[Work to be completed]:
Write out the entries below once more, exactly, with the pictures left out.

══ Records for processing

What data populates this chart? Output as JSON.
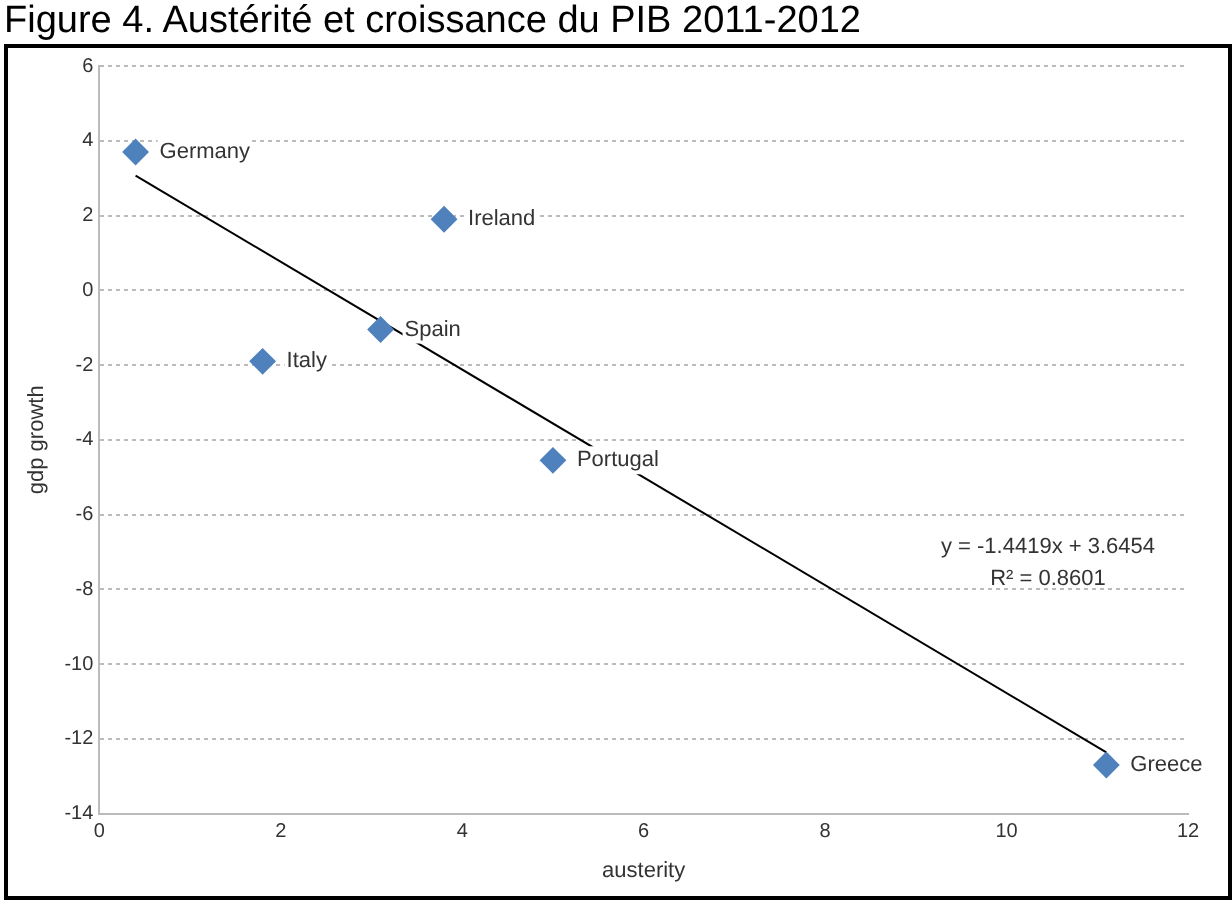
{
  "chart_data": {
    "type": "scatter",
    "title": "Figure 4. Austérité et croissance du PIB 2011-2012",
    "xlabel": "austerity",
    "ylabel": "gdp growth",
    "series": [
      {
        "color": "#4f81bd",
        "marker": "diamond",
        "x": [
          0.4,
          3.8,
          3.1,
          1.8,
          5.0,
          11.1
        ],
        "values": [
          3.7,
          1.9,
          -1.05,
          -1.9,
          -4.55,
          -12.7
        ]
      },
      {
        "type": "line",
        "marker": "none",
        "color": "#000000",
        "x": [
          0.4,
          11.1
        ],
        "values": [
          3.07,
          -12.36
        ]
      }
    ],
    "annotations": [
      {
        "text": "Germany",
        "x": 0.4,
        "y": 3.7
      },
      {
        "text": "Ireland",
        "x": 3.8,
        "y": 1.9
      },
      {
        "text": "Spain",
        "x": 3.1,
        "y": -1.05
      },
      {
        "text": "Italy",
        "x": 1.8,
        "y": -1.9
      },
      {
        "text": "Portugal",
        "x": 5.0,
        "y": -4.55
      },
      {
        "text": "Greece",
        "x": 11.1,
        "y": -12.7
      },
      "y = -1.4419x + 3.6454",
      "R² = 0.8601"
    ],
    "xlim": [
      0,
      12
    ],
    "xticks": [
      0,
      2,
      4,
      6,
      8,
      10,
      12
    ],
    "ylim": [
      -14,
      6
    ],
    "yticks": [
      -14,
      -12,
      -10,
      -8,
      -6,
      -4,
      -2,
      0,
      2,
      4,
      6
    ],
    "grid": "y",
    "legend": false
  }
}
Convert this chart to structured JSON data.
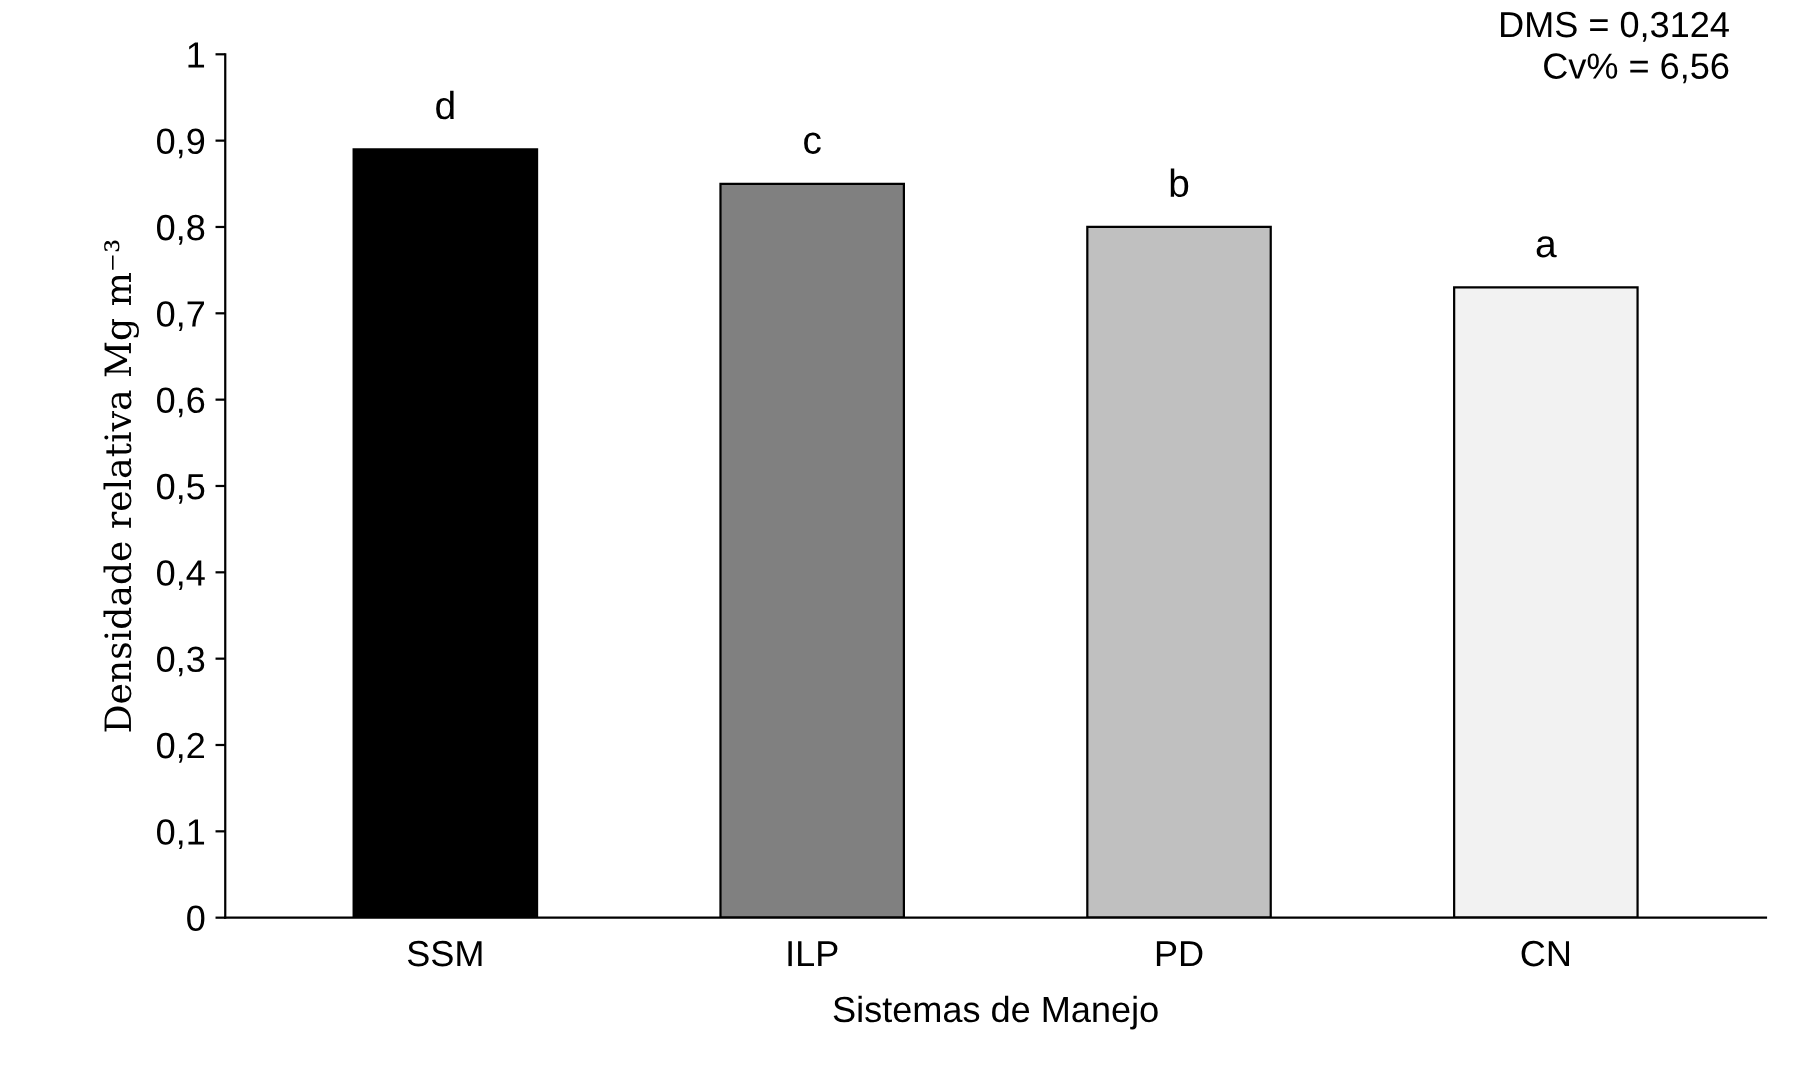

════

[Reply]:
What data populates this chart? Output as JSON.
{
  "chart_data": {
    "type": "scatter",
    "title": "Figure 4. Austérité et croissance du PIB 2011-2012",
    "xlabel": "austerity",
    "ylabel": "gdp growth",
    "series": [
      {
        "color": "#4f81bd",
        "marker": "diamond",
        "x": [
          0.4,
          3.8,
          3.1,
          1.8,
          5.0,
          11.1
        ],
        "values": [
          3.7,
          1.9,
          -1.05,
          -1.9,
          -4.55,
          -12.7
        ]
      },
      {
        "type": "line",
        "marker": "none",
        "color": "#000000",
        "x": [
          0.4,
          11.1
        ],
        "values": [
          3.07,
          -12.36
        ]
      }
    ],
    "annotations": [
      {
        "text": "Germany",
        "x": 0.4,
        "y": 3.7
      },
      {
        "text": "Ireland",
        "x": 3.8,
        "y": 1.9
      },
      {
        "text": "Spain",
        "x": 3.1,
        "y": -1.05
      },
      {
        "text": "Italy",
        "x": 1.8,
        "y": -1.9
      },
      {
        "text": "Portugal",
        "x": 5.0,
        "y": -4.55
      },
      {
        "text": "Greece",
        "x": 11.1,
        "y": -12.7
      },
      "y = -1.4419x + 3.6454",
      "R² = 0.8601"
    ],
    "xlim": [
      0,
      12
    ],
    "xticks": [
      0,
      2,
      4,
      6,
      8,
      10,
      12
    ],
    "ylim": [
      -14,
      6
    ],
    "yticks": [
      -14,
      -12,
      -10,
      -8,
      -6,
      -4,
      -2,
      0,
      2,
      4,
      6
    ],
    "grid": "y",
    "legend": false
  }
}
Convert this chart to structured JSON data.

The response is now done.